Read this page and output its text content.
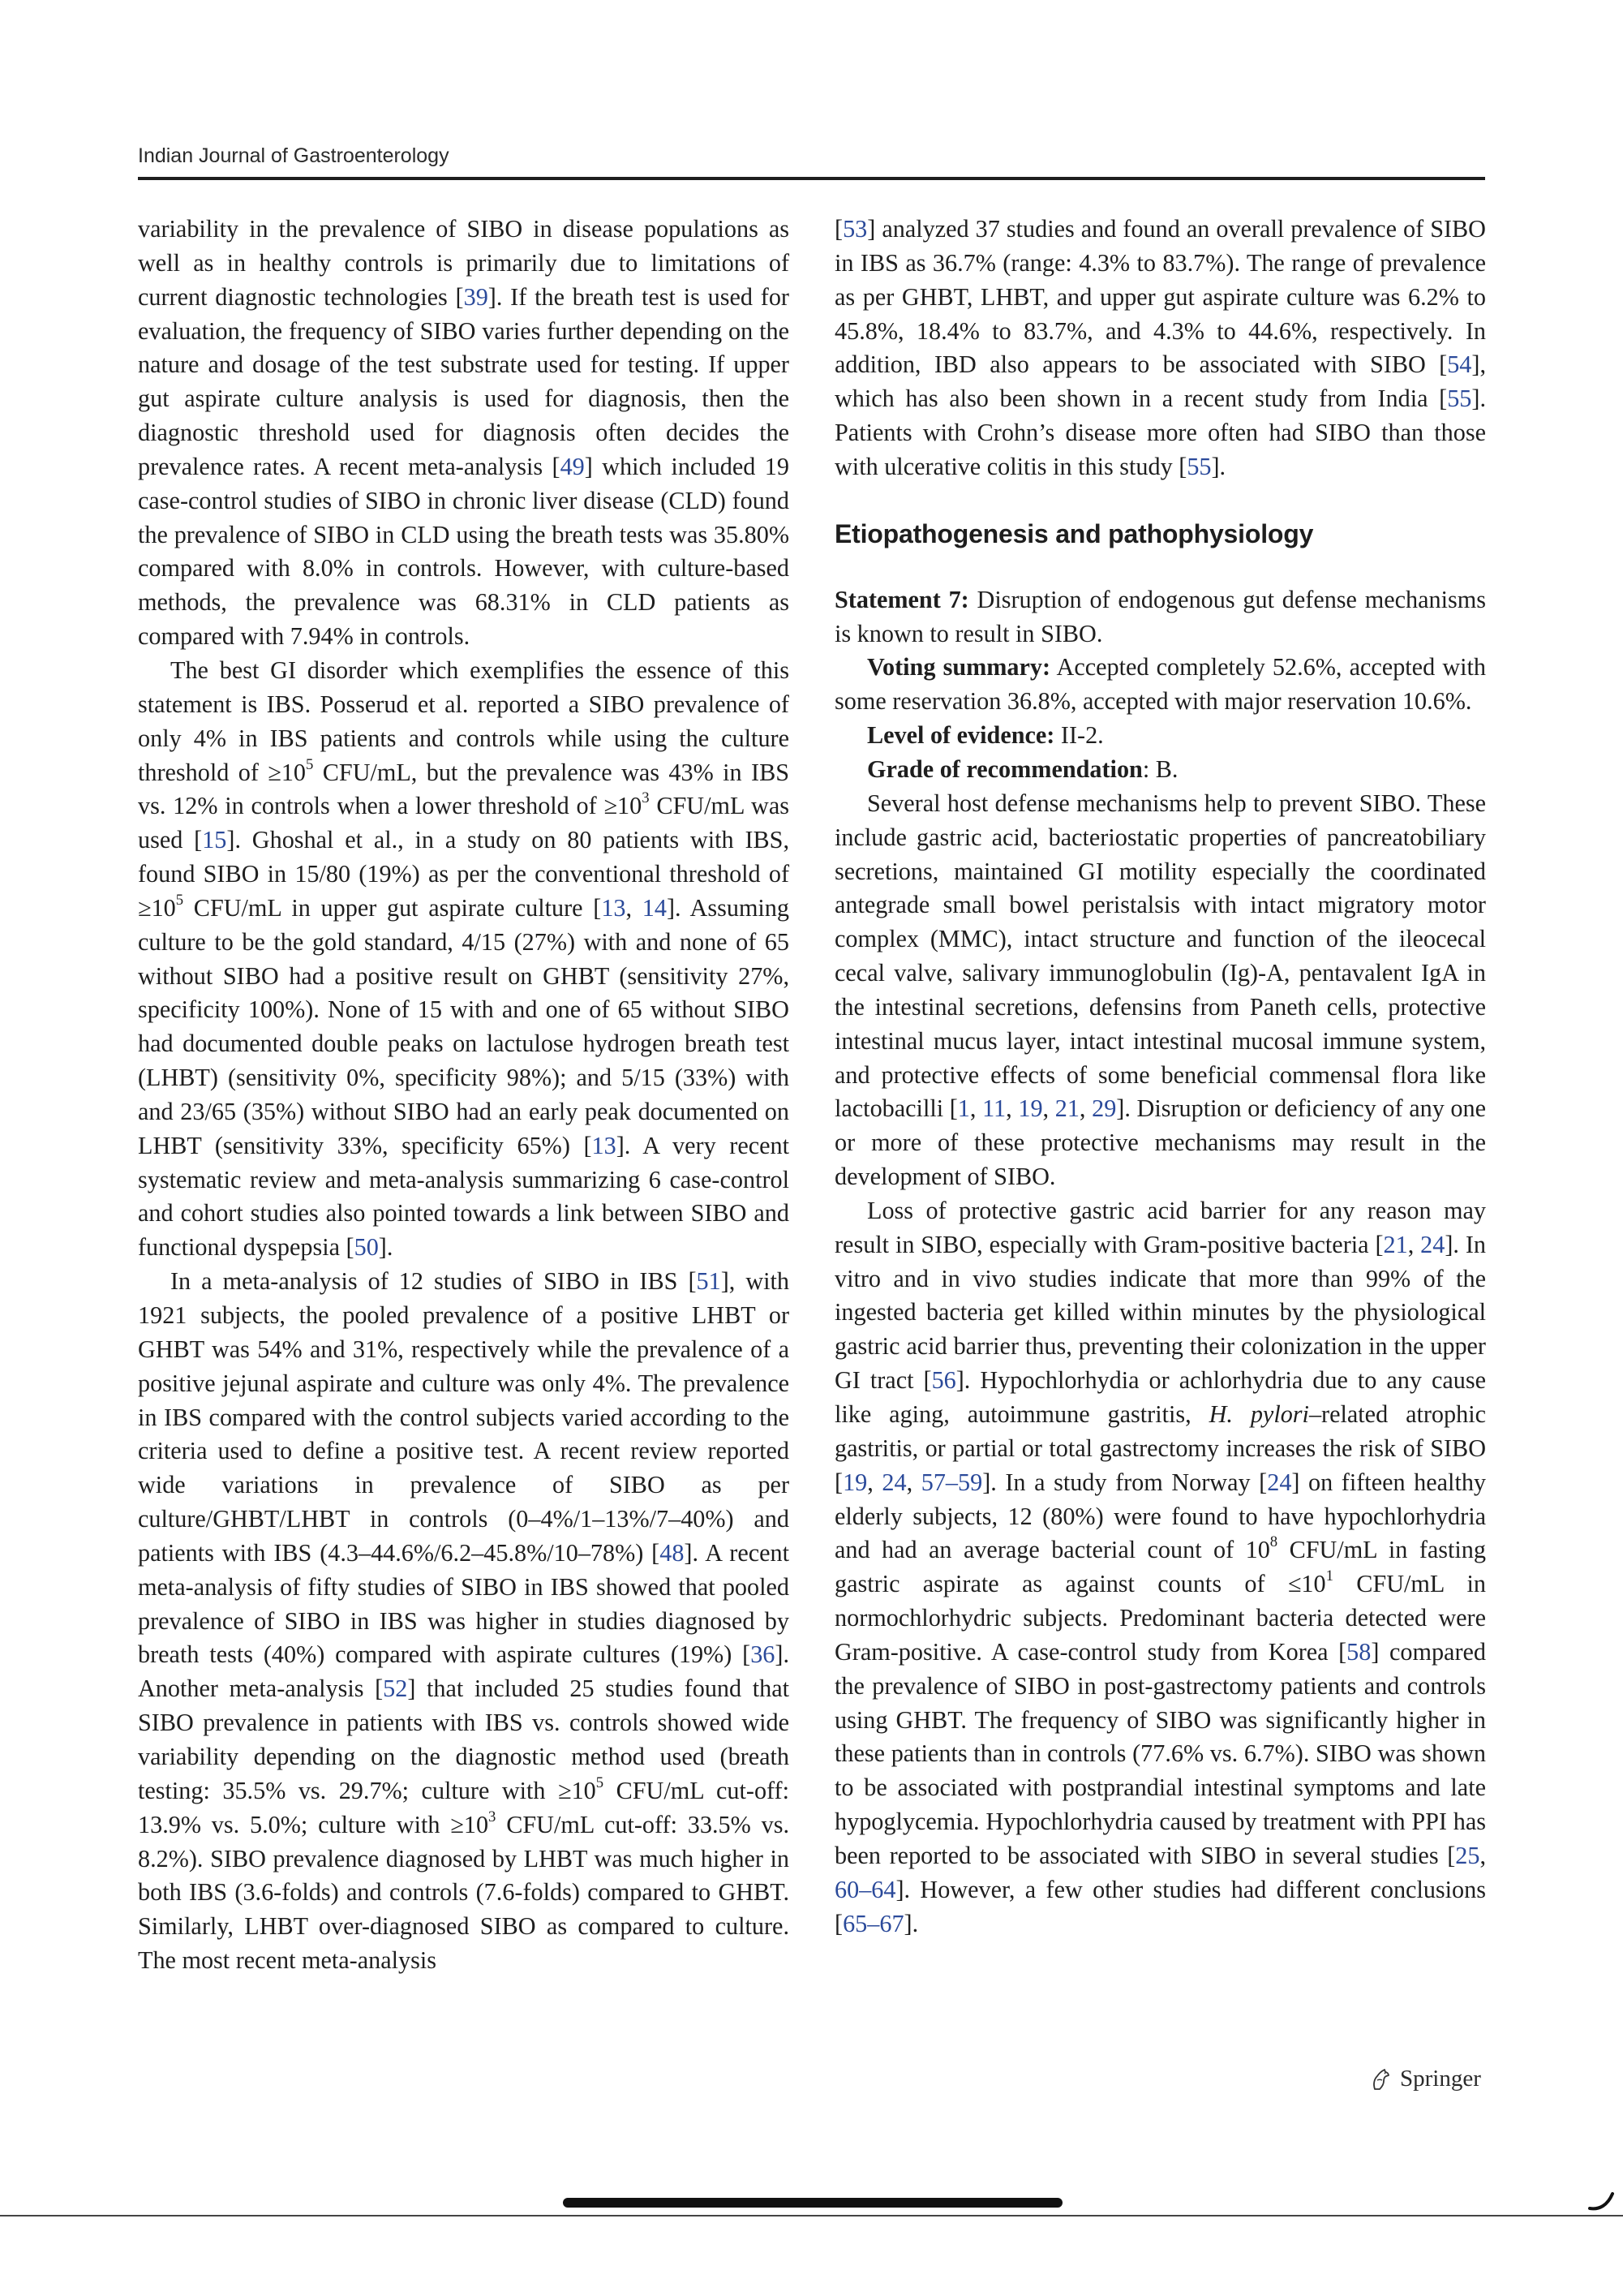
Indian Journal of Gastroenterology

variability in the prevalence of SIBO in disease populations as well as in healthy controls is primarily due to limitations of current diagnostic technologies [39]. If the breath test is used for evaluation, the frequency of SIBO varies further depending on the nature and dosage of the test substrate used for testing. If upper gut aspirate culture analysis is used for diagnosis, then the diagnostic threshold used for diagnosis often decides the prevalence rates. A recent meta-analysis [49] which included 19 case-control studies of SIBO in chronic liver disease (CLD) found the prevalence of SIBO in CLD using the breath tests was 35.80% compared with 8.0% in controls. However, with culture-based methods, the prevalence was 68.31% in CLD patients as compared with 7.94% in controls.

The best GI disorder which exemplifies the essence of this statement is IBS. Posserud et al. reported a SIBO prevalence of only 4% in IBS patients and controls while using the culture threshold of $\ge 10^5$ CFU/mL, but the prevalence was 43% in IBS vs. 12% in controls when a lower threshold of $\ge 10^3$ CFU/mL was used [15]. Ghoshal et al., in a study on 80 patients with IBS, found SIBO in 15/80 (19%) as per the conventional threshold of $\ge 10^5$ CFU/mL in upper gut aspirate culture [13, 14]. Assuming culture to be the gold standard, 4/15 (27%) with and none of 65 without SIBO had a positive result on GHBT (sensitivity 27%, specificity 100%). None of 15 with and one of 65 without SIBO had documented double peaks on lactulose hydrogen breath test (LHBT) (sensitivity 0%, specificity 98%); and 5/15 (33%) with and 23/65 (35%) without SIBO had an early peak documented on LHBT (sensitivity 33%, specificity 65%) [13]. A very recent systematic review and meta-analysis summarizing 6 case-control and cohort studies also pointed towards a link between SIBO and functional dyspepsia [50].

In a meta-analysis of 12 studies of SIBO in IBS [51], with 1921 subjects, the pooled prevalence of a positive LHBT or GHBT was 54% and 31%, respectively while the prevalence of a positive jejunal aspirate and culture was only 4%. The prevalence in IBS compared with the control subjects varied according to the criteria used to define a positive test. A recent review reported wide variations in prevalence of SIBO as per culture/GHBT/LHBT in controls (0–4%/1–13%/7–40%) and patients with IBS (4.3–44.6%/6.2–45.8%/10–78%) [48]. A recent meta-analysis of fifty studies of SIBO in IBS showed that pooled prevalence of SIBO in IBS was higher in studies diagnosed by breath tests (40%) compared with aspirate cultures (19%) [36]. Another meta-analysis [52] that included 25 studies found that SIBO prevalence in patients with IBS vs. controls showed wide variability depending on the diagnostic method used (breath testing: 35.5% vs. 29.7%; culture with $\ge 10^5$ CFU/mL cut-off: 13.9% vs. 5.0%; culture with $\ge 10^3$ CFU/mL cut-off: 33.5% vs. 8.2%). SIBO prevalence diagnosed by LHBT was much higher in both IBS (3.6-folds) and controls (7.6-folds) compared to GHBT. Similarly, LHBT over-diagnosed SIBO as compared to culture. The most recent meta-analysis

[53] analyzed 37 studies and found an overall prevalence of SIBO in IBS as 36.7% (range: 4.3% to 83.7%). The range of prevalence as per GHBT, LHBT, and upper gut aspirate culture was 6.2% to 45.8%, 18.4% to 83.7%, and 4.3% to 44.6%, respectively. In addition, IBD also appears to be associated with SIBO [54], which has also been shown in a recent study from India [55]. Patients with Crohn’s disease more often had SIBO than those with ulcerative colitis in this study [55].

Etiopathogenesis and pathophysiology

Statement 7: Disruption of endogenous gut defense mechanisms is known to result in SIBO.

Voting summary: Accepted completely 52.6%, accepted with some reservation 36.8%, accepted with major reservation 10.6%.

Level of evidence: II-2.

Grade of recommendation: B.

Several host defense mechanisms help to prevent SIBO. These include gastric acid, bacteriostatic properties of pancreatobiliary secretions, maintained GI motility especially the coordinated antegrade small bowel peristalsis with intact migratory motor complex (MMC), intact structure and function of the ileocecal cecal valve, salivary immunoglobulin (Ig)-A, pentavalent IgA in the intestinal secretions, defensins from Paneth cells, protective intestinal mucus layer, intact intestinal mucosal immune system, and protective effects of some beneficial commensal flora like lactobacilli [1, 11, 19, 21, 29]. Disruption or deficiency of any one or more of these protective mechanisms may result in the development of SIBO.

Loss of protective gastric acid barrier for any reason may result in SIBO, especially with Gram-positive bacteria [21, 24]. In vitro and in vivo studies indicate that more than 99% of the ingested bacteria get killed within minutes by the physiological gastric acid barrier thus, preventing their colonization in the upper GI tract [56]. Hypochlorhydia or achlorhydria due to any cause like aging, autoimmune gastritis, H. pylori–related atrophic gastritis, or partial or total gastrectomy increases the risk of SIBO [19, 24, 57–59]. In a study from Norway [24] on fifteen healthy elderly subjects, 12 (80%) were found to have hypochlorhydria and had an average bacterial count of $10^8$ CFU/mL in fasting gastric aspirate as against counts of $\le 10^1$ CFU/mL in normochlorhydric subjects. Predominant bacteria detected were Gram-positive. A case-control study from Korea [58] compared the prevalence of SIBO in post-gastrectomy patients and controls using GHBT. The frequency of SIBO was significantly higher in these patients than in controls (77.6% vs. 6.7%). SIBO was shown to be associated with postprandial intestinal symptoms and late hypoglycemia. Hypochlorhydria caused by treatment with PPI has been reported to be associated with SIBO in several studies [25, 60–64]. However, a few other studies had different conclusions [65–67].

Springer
==
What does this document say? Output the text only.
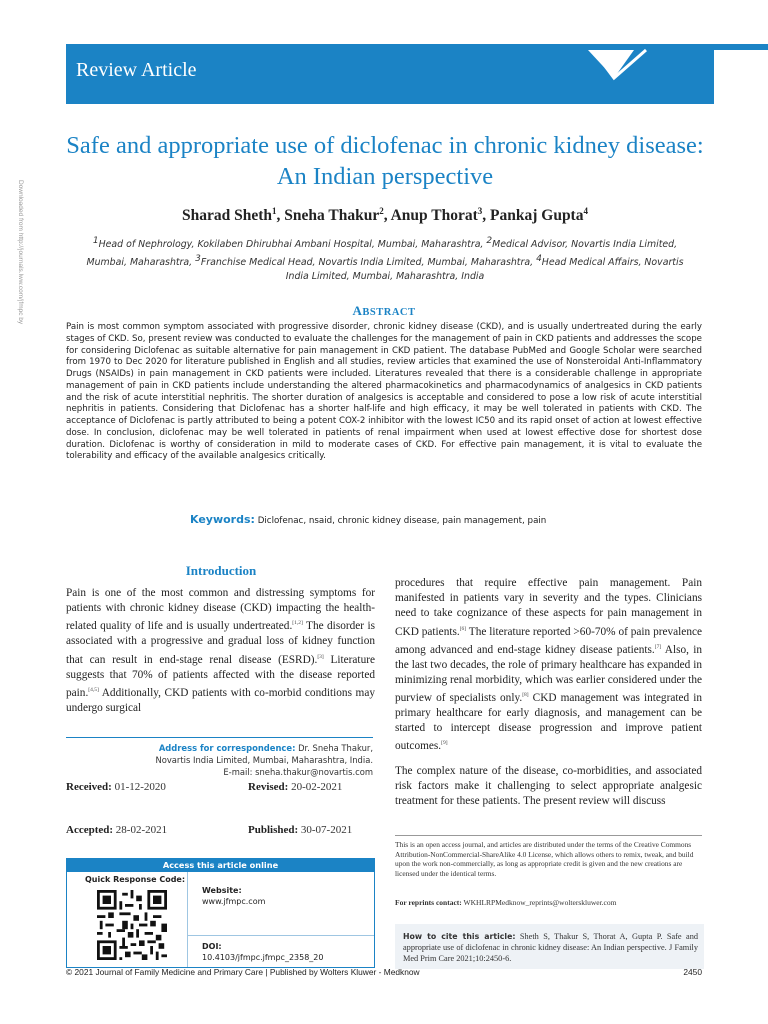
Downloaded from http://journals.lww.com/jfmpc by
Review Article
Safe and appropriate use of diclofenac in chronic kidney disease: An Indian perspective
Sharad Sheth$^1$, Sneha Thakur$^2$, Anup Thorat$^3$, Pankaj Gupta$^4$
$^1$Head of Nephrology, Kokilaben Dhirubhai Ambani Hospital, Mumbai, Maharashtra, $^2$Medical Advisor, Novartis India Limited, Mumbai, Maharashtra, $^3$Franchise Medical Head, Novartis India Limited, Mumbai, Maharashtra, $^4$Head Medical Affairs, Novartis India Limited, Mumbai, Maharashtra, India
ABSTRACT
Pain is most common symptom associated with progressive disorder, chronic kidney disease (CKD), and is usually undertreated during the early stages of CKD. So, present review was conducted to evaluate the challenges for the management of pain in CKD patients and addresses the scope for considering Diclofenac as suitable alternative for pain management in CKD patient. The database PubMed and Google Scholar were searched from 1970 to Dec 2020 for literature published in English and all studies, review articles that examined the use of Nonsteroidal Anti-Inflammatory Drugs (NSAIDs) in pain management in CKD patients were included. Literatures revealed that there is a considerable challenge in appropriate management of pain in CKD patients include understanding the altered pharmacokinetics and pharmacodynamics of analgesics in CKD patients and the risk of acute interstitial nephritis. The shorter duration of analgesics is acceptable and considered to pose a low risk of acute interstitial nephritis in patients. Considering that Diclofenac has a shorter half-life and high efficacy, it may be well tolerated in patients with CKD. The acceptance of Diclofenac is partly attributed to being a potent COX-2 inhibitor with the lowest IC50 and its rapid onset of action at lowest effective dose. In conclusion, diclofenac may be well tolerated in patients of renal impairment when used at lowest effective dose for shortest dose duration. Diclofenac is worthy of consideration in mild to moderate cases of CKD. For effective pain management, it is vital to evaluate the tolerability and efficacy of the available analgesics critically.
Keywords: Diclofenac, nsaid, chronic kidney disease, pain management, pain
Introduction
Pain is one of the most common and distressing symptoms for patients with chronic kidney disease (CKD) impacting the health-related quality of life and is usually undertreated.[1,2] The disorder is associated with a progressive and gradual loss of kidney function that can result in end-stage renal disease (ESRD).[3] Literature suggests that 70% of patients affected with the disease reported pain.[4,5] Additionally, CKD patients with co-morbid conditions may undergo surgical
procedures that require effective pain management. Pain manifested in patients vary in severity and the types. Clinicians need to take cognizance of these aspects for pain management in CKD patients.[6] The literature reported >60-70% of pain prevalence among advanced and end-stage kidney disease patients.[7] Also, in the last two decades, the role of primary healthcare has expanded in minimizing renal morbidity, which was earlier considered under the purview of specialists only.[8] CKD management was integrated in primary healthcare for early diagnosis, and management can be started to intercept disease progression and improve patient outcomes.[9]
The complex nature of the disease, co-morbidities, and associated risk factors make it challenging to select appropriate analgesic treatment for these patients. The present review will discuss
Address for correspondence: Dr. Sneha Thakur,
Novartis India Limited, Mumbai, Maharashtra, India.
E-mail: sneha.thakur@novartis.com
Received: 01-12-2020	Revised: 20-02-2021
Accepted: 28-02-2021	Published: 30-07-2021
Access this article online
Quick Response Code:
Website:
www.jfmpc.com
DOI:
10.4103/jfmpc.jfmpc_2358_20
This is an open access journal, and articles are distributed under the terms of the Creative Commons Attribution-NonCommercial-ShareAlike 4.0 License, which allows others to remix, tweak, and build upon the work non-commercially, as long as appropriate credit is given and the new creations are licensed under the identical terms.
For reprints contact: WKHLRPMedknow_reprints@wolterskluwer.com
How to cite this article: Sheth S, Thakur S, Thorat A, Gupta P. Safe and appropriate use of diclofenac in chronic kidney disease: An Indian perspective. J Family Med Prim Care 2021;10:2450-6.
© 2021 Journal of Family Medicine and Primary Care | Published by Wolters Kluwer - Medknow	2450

* What you should do
Pull out every line of the entries that includes the word "complex".

* Answer space
Several host defense mechanisms help to prevent SIBO. These include gastric acid, bacteriostatic properties of pancreatobiliary secretions, maintained GI motility especially the coordinated antegrade small bowel peristalsis with intact migratory motor complex (MMC), intact structure and function of the ileocecal cecal valve, salivary immunoglobulin (Ig)-A, pentavalent IgA in the intestinal secretions, defensins from Paneth cells, protective intestinal mucus layer, intact intestinal mucosal immune system, and protective effects of some beneficial commensal flora like lactobacilli [1, 11, 19, 21, 29]. Disruption or deficiency of any one or more of these protective mechanisms may result in the development of SIBO.
The complex nature of the disease, co-morbidities, and associated risk factors make it challenging to select appropriate analgesic treatment for these patients. The present review will discuss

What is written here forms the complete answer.